### Given problem
Set down the material once more, exactly as it appears.

Stored entries:
□ □ □ □

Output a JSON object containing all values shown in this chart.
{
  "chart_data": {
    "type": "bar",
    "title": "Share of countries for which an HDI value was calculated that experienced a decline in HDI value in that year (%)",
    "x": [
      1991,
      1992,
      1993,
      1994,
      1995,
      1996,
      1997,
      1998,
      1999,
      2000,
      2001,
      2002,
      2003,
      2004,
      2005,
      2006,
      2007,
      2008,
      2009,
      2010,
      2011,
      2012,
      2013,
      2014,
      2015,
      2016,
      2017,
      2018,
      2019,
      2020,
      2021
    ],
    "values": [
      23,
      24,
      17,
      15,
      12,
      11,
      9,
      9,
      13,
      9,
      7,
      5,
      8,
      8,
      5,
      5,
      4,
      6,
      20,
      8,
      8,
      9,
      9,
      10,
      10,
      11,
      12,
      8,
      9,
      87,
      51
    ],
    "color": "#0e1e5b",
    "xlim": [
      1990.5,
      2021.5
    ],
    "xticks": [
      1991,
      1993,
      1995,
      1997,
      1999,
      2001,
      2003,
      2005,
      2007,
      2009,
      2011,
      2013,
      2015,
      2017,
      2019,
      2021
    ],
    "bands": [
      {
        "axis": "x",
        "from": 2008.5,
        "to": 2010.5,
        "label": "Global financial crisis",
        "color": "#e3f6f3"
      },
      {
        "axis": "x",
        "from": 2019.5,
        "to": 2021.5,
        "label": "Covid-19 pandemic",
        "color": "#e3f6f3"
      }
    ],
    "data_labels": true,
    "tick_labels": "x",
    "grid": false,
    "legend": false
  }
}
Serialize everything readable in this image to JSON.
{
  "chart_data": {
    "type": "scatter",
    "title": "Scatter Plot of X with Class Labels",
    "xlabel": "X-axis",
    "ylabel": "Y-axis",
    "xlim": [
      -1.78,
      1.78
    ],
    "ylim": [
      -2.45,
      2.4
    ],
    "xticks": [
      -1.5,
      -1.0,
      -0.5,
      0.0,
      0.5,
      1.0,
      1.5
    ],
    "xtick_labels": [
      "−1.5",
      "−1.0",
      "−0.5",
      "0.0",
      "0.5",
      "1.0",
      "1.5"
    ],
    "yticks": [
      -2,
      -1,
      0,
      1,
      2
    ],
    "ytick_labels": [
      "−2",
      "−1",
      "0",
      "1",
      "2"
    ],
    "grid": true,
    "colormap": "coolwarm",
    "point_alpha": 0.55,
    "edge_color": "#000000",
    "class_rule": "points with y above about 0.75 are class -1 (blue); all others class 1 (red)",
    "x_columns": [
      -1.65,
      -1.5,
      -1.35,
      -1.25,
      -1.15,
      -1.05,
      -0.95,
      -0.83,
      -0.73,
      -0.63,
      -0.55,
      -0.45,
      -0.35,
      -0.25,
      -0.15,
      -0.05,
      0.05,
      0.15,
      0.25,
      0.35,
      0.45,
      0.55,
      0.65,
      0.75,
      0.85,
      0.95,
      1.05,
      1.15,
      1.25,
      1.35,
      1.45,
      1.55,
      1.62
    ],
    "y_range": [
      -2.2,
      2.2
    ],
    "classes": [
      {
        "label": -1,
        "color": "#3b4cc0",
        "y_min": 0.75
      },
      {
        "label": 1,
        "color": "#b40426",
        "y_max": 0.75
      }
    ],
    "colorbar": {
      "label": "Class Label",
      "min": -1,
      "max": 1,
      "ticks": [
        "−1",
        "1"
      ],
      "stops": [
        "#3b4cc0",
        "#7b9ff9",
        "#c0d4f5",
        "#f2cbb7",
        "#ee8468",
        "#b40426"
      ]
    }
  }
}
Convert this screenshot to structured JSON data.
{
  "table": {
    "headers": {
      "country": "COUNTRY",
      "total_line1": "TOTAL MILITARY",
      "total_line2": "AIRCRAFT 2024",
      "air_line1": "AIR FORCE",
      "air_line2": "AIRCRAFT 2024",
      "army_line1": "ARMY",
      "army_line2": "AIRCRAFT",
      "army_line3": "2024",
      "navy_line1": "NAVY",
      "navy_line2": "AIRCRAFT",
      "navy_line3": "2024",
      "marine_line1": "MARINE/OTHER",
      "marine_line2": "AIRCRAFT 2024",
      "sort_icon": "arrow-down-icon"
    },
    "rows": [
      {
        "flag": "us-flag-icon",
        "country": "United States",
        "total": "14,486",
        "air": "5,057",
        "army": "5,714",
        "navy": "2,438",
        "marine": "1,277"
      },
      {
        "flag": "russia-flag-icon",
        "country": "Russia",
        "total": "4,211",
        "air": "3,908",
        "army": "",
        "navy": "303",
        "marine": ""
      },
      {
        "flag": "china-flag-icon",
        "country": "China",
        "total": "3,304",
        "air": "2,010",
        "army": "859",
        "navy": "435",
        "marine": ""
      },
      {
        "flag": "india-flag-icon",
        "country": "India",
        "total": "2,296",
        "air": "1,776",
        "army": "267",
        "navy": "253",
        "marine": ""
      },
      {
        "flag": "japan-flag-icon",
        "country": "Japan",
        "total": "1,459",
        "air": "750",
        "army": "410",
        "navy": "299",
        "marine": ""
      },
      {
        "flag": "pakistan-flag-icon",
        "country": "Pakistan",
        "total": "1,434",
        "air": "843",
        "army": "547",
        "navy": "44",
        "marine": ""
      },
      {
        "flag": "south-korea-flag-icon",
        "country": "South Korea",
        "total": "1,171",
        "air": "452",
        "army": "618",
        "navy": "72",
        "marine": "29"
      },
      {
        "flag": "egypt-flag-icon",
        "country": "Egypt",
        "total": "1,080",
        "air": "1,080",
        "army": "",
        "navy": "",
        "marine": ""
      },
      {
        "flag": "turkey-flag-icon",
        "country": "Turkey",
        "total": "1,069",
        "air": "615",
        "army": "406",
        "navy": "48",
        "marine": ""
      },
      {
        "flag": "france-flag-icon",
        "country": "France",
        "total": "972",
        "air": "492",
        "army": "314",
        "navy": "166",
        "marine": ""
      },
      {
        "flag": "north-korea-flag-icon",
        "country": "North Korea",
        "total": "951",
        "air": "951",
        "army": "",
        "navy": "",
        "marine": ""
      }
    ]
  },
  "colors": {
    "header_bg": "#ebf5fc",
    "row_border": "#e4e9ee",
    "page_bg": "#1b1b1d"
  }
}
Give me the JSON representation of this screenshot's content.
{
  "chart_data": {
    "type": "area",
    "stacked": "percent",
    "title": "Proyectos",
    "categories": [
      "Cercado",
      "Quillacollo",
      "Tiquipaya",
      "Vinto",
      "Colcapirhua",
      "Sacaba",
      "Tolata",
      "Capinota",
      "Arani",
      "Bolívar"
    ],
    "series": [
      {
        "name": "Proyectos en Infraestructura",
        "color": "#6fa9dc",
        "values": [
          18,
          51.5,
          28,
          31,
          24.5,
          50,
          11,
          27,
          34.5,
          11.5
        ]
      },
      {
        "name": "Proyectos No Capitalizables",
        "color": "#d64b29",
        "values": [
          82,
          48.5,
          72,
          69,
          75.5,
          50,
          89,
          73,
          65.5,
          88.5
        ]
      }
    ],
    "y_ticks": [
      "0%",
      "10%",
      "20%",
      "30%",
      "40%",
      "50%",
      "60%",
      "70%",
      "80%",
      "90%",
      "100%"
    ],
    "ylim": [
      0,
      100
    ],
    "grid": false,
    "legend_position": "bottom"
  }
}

□ □ □ □

### Response
Output a JSON object containing all values shown in this chart.
{
  "chart_data": {
    "type": "bar",
    "title": "Share of countries for which an HDI value was calculated that experienced a decline in HDI value in that year (%)",
    "x": [
      1991,
      1992,
      1993,
      1994,
      1995,
      1996,
      1997,
      1998,
      1999,
      2000,
      2001,
      2002,
      2003,
      2004,
      2005,
      2006,
      2007,
      2008,
      2009,
      2010,
      2011,
      2012,
      2013,
      2014,
      2015,
      2016,
      2017,
      2018,
      2019,
      2020,
      2021
    ],
    "values": [
      23,
      24,
      17,
      15,
      12,
      11,
      9,
      9,
      13,
      9,
      7,
      5,
      8,
      8,
      5,
      5,
      4,
      6,
      20,
      8,
      8,
      9,
      9,
      10,
      10,
      11,
      12,
      8,
      9,
      87,
      51
    ],
    "color": "#0e1e5b",
    "xlim": [
      1990.5,
      2021.5
    ],
    "xticks": [
      1991,
      1993,
      1995,
      1997,
      1999,
      2001,
      2003,
      2005,
      2007,
      2009,
      2011,
      2013,
      2015,
      2017,
      2019,
      2021
    ],
    "bands": [
      {
        "axis": "x",
        "from": 2008.5,
        "to": 2010.5,
        "label": "Global financial crisis",
        "color": "#e3f6f3"
      },
      {
        "axis": "x",
        "from": 2019.5,
        "to": 2021.5,
        "label": "Covid-19 pandemic",
        "color": "#e3f6f3"
      }
    ],
    "data_labels": true,
    "tick_labels": "x",
    "grid": false,
    "legend": false
  }
}
Serialize everything readable in this image to JSON.
{
  "chart_data": {
    "type": "scatter",
    "title": "Scatter Plot of X with Class Labels",
    "xlabel": "X-axis",
    "ylabel": "Y-axis",
    "xlim": [
      -1.78,
      1.78
    ],
    "ylim": [
      -2.45,
      2.4
    ],
    "xticks": [
      -1.5,
      -1.0,
      -0.5,
      0.0,
      0.5,
      1.0,
      1.5
    ],
    "xtick_labels": [
      "−1.5",
      "−1.0",
      "−0.5",
      "0.0",
      "0.5",
      "1.0",
      "1.5"
    ],
    "yticks": [
      -2,
      -1,
      0,
      1,
      2
    ],
    "ytick_labels": [
      "−2",
      "−1",
      "0",
      "1",
      "2"
    ],
    "grid": true,
    "colormap": "coolwarm",
    "point_alpha": 0.55,
    "edge_color": "#000000",
    "class_rule": "points with y above about 0.75 are class -1 (blue); all others class 1 (red)",
    "x_columns": [
      -1.65,
      -1.5,
      -1.35,
      -1.25,
      -1.15,
      -1.05,
      -0.95,
      -0.83,
      -0.73,
      -0.63,
      -0.55,
      -0.45,
      -0.35,
      -0.25,
      -0.15,
      -0.05,
      0.05,
      0.15,
      0.25,
      0.35,
      0.45,
      0.55,
      0.65,
      0.75,
      0.85,
      0.95,
      1.05,
      1.15,
      1.25,
      1.35,
      1.45,
      1.55,
      1.62
    ],
    "y_range": [
      -2.2,
      2.2
    ],
    "classes": [
      {
        "label": -1,
        "color": "#3b4cc0",
        "y_min": 0.75
      },
      {
        "label": 1,
        "color": "#b40426",
        "y_max": 0.75
      }
    ],
    "colorbar": {
      "label": "Class Label",
      "min": -1,
      "max": 1,
      "ticks": [
        "−1",
        "1"
      ],
      "stops": [
        "#3b4cc0",
        "#7b9ff9",
        "#c0d4f5",
        "#f2cbb7",
        "#ee8468",
        "#b40426"
      ]
    }
  }
}
Convert this screenshot to structured JSON data.
{
  "table": {
    "headers": {
      "country": "COUNTRY",
      "total_line1": "TOTAL MILITARY",
      "total_line2": "AIRCRAFT 2024",
      "air_line1": "AIR FORCE",
      "air_line2": "AIRCRAFT 2024",
      "army_line1": "ARMY",
      "army_line2": "AIRCRAFT",
      "army_line3": "2024",
      "navy_line1": "NAVY",
      "navy_line2": "AIRCRAFT",
      "navy_line3": "2024",
      "marine_line1": "MARINE/OTHER",
      "marine_line2": "AIRCRAFT 2024",
      "sort_icon": "arrow-down-icon"
    },
    "rows": [
      {
        "flag": "us-flag-icon",
        "country": "United States",
        "total": "14,486",
        "air": "5,057",
        "army": "5,714",
        "navy": "2,438",
        "marine": "1,277"
      },
      {
        "flag": "russia-flag-icon",
        "country": "Russia",
        "total": "4,211",
        "air": "3,908",
        "army": "",
        "navy": "303",
        "marine": ""
      },
      {
        "flag": "china-flag-icon",
        "country": "China",
        "total": "3,304",
        "air": "2,010",
        "army": "859",
        "navy": "435",
        "marine": ""
      },
      {
        "flag": "india-flag-icon",
        "country": "India",
        "total": "2,296",
        "air": "1,776",
        "army": "267",
        "navy": "253",
        "marine": ""
      },
      {
        "flag": "japan-flag-icon",
        "country": "Japan",
        "total": "1,459",
        "air": "750",
        "army": "410",
        "navy": "299",
        "marine": ""
      },
      {
        "flag": "pakistan-flag-icon",
        "country": "Pakistan",
        "total": "1,434",
        "air": "843",
        "army": "547",
        "navy": "44",
        "marine": ""
      },
      {
        "flag": "south-korea-flag-icon",
        "country": "South Korea",
        "total": "1,171",
        "air": "452",
        "army": "618",
        "navy": "72",
        "marine": "29"
      },
      {
        "flag": "egypt-flag-icon",
        "country": "Egypt",
        "total": "1,080",
        "air": "1,080",
        "army": "",
        "navy": "",
        "marine": ""
      },
      {
        "flag": "turkey-flag-icon",
        "country": "Turkey",
        "total": "1,069",
        "air": "615",
        "army": "406",
        "navy": "48",
        "marine": ""
      },
      {
        "flag": "france-flag-icon",
        "country": "France",
        "total": "972",
        "air": "492",
        "army": "314",
        "navy": "166",
        "marine": ""
      },
      {
        "flag": "north-korea-flag-icon",
        "country": "North Korea",
        "total": "951",
        "air": "951",
        "army": "",
        "navy": "",
        "marine": ""
      }
    ]
  },
  "colors": {
    "header_bg": "#ebf5fc",
    "row_border": "#e4e9ee",
    "page_bg": "#1b1b1d"
  }
}
Give me the JSON representation of this screenshot's content.
{
  "chart_data": {
    "type": "area",
    "stacked": "percent",
    "title": "Proyectos",
    "categories": [
      "Cercado",
      "Quillacollo",
      "Tiquipaya",
      "Vinto",
      "Colcapirhua",
      "Sacaba",
      "Tolata",
      "Capinota",
      "Arani",
      "Bolívar"
    ],
    "series": [
      {
        "name": "Proyectos en Infraestructura",
        "color": "#6fa9dc",
        "values": [
          18,
          51.5,
          28,
          31,
          24.5,
          50,
          11,
          27,
          34.5,
          11.5
        ]
      },
      {
        "name": "Proyectos No Capitalizables",
        "color": "#d64b29",
        "values": [
          82,
          48.5,
          72,
          69,
          75.5,
          50,
          89,
          73,
          65.5,
          88.5
        ]
      }
    ],
    "y_ticks": [
      "0%",
      "10%",
      "20%",
      "30%",
      "40%",
      "50%",
      "60%",
      "70%",
      "80%",
      "90%",
      "100%"
    ],
    "ylim": [
      0,
      100
    ],
    "grid": false,
    "legend_position": "bottom"
  }
}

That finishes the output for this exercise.